Work required: Gather each line of the records where "visualizer" appears.

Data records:
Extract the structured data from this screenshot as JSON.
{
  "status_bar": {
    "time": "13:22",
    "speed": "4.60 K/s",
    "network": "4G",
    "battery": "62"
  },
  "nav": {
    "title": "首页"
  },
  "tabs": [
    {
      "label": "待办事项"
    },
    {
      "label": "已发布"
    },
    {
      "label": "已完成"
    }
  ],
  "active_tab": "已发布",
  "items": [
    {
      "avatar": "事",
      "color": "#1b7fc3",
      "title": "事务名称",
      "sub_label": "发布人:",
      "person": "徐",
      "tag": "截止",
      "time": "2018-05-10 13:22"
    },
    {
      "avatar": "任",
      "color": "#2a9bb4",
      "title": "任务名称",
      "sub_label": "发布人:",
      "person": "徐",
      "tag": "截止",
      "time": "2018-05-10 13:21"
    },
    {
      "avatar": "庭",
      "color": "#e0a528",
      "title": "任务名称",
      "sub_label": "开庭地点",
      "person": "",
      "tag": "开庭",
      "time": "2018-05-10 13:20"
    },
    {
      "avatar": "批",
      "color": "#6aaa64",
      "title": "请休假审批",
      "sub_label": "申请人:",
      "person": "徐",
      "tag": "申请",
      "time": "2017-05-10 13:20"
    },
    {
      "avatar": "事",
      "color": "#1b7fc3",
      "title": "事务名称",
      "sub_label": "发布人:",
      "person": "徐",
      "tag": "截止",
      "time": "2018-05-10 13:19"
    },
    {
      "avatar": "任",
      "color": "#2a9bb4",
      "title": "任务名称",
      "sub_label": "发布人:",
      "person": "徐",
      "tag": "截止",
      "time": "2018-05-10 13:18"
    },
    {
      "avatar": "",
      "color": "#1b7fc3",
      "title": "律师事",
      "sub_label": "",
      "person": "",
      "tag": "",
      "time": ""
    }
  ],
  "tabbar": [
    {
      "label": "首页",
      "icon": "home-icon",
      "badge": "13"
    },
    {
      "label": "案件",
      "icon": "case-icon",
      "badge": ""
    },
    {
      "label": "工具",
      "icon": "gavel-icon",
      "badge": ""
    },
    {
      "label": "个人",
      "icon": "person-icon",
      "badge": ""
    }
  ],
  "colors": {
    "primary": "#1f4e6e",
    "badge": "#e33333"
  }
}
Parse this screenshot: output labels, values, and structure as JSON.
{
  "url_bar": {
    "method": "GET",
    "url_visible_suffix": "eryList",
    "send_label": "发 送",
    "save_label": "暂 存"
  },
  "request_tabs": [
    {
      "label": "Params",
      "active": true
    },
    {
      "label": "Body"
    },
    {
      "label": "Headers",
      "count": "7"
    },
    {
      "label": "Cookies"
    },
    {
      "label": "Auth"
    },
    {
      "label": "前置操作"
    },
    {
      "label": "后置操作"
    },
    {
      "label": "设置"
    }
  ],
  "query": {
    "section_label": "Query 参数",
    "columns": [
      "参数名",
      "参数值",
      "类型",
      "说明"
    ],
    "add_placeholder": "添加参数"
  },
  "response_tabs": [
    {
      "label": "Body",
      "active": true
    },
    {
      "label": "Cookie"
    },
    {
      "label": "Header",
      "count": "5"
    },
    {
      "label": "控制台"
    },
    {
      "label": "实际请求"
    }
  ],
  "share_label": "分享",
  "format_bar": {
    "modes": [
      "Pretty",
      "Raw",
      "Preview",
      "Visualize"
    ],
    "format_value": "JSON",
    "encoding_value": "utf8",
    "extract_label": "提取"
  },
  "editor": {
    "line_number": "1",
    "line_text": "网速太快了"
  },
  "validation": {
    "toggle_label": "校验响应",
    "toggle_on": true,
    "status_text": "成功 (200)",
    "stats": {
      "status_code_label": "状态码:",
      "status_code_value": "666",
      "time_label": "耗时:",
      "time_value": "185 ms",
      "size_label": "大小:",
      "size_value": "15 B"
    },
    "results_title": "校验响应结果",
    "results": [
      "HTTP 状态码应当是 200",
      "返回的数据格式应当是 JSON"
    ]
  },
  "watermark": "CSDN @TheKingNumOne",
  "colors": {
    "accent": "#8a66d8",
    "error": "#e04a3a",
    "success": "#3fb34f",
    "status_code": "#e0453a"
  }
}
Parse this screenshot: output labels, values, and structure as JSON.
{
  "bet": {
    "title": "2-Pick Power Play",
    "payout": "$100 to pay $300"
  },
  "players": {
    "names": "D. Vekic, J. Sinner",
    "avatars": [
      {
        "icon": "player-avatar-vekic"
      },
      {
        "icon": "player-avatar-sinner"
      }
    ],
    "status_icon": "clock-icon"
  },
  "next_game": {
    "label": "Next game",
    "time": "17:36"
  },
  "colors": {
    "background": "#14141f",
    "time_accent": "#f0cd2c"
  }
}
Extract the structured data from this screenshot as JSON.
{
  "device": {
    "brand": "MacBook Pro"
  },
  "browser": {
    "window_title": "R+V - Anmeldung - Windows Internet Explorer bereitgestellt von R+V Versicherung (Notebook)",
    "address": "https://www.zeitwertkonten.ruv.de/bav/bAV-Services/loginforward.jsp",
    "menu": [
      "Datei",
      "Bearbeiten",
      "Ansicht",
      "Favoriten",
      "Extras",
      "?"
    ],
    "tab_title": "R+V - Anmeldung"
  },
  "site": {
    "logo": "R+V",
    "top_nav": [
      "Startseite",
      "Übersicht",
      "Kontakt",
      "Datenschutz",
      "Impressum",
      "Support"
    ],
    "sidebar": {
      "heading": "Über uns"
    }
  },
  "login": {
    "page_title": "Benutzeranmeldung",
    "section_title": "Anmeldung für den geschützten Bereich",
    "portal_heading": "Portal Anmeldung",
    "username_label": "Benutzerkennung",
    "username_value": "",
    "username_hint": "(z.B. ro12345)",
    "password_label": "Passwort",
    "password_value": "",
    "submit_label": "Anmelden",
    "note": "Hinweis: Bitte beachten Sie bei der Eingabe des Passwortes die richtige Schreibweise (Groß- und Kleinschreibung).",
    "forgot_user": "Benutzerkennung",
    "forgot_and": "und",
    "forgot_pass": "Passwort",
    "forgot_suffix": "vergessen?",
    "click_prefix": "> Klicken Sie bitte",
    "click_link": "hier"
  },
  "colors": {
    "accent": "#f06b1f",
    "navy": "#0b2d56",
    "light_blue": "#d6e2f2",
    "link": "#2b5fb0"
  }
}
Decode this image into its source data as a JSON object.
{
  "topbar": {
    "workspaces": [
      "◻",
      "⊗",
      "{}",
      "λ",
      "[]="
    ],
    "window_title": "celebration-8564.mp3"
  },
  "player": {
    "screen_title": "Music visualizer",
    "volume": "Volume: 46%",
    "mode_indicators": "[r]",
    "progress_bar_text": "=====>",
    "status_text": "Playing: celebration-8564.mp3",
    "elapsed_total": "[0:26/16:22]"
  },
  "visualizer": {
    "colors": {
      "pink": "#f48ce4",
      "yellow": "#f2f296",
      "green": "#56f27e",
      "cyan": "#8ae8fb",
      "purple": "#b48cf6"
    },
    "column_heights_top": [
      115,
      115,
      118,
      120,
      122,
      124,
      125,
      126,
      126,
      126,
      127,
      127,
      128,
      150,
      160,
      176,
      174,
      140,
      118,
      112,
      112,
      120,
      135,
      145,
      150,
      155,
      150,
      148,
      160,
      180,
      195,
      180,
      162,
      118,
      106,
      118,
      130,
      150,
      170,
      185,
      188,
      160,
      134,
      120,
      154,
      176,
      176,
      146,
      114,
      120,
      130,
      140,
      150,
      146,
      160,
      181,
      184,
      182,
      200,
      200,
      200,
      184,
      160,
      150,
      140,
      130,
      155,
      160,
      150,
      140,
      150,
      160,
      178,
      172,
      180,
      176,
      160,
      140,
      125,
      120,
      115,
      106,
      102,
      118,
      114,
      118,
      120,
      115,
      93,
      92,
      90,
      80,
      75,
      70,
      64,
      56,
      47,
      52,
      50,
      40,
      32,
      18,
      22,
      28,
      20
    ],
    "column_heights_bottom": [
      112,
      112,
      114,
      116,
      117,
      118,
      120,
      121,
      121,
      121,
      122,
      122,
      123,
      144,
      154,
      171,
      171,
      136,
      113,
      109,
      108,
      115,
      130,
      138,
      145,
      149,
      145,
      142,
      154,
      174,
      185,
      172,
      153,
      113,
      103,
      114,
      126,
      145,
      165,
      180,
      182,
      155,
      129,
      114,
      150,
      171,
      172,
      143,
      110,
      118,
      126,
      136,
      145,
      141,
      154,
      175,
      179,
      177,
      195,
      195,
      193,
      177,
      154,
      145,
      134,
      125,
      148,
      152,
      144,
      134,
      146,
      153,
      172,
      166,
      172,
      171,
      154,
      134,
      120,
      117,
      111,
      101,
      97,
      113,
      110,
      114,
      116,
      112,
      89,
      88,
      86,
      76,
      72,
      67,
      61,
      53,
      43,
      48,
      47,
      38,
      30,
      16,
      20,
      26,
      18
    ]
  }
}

Written answer:
    "screen_title": "Music visualizer",
  "visualizer": {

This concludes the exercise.